> _MATERIAL SHOWN_

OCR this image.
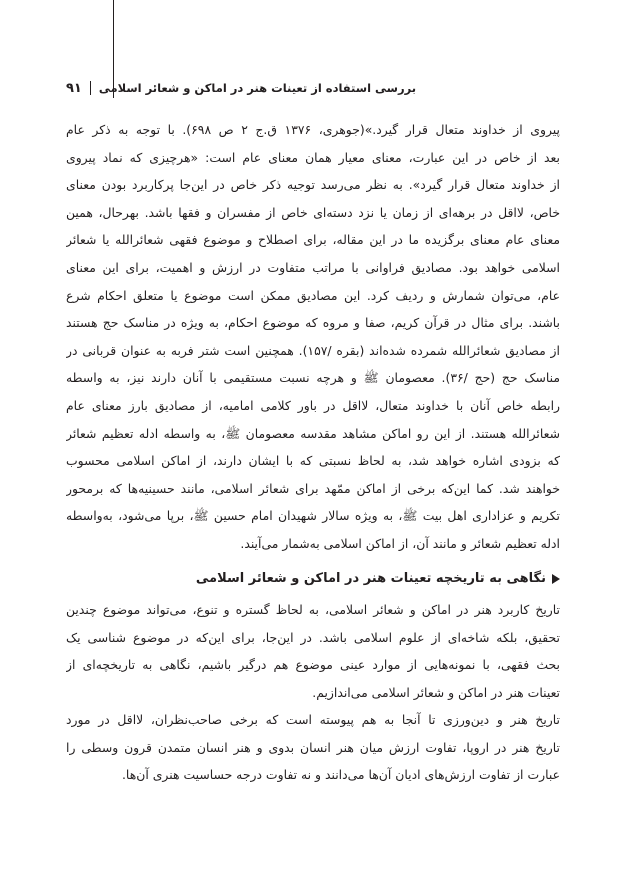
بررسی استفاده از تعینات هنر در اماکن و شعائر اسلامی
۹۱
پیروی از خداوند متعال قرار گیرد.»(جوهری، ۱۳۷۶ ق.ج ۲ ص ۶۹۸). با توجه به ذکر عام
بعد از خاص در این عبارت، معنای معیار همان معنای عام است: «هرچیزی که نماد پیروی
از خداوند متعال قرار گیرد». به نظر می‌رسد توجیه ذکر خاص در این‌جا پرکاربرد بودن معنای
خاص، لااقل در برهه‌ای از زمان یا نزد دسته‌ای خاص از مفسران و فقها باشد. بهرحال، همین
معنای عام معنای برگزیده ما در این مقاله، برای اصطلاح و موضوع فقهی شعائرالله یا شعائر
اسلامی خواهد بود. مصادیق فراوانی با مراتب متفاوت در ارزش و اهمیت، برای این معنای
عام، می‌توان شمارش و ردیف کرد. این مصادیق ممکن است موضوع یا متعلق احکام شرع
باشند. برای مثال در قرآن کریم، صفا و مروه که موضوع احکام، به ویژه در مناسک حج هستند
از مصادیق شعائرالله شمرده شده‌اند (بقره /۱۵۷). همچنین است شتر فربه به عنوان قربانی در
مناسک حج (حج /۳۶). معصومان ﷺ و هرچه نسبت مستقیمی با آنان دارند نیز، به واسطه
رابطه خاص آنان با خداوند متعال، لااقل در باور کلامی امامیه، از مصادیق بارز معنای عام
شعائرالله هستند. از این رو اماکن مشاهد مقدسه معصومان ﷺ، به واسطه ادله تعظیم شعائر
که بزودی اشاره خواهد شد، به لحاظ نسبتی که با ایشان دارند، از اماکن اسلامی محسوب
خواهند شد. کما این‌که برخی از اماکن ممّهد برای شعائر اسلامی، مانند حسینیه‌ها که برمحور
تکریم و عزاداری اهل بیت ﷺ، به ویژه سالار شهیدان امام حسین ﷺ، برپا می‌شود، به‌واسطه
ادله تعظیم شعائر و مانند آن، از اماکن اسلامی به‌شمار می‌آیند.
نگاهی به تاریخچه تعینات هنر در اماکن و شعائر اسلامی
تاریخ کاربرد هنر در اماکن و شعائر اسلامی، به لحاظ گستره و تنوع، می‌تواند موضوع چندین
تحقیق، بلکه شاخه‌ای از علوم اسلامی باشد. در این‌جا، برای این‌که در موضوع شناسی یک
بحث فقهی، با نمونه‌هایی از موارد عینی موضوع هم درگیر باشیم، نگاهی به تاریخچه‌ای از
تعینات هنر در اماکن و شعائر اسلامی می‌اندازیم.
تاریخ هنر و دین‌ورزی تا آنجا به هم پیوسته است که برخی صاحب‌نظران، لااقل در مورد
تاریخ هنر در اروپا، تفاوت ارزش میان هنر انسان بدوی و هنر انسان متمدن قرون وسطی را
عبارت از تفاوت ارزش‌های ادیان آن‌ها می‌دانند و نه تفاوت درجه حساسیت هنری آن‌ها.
...
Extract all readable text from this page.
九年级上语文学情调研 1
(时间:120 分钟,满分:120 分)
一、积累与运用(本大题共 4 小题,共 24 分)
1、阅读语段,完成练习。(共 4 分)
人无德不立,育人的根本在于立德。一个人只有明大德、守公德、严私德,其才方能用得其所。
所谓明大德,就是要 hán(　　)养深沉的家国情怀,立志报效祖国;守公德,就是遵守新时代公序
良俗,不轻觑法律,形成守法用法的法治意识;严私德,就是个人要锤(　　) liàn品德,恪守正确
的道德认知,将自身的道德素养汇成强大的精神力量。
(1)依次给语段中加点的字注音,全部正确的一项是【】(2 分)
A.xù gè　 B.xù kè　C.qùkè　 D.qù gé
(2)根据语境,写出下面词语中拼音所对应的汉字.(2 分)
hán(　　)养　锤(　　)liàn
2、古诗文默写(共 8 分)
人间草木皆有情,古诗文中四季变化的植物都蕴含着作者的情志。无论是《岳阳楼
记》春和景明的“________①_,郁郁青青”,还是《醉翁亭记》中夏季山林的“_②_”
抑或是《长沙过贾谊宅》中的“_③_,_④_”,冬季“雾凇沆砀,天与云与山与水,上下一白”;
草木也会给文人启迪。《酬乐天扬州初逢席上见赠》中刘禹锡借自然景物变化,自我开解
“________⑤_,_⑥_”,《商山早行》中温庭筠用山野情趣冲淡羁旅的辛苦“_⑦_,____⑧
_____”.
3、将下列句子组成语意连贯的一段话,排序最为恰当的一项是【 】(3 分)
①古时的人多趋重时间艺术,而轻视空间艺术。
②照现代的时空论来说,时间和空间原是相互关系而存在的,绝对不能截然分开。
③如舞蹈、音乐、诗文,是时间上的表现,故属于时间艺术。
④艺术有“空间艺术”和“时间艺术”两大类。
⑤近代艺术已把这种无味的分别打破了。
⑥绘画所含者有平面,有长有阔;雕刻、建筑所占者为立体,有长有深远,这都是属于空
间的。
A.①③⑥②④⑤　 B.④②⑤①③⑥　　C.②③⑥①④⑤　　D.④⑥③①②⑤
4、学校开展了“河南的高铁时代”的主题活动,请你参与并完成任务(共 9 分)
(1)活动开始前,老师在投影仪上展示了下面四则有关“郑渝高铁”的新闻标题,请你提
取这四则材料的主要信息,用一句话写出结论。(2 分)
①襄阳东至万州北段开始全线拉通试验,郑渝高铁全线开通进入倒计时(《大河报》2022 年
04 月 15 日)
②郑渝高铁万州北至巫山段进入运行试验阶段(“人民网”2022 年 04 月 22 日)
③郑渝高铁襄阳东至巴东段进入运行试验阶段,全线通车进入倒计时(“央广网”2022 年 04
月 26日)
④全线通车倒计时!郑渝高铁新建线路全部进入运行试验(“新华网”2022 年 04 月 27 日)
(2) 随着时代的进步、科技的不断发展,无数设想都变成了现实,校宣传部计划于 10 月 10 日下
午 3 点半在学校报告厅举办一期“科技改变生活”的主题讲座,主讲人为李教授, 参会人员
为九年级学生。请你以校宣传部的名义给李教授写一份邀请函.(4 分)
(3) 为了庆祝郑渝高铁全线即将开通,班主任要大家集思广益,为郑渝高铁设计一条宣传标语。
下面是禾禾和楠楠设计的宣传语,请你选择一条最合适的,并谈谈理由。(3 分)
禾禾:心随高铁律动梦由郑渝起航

> _WORK REQUIRED_
Pick out and copy the lines of the material that include the word "واسطه".

> _RESPONSE TO THE TASK_
مناسک حج (حج /۳۶). معصومان ﷺ و هرچه نسبت مستقیمی با آنان دارند نیز، به واسطه
شعائرالله هستند. از این رو اماکن مشاهد مقدسه معصومان ﷺ، به واسطه ادله تعظیم شعائر
تکریم و عزاداری اهل بیت ﷺ، به ویژه سالار شهیدان امام حسین ﷺ، برپا می‌شود، به‌واسطه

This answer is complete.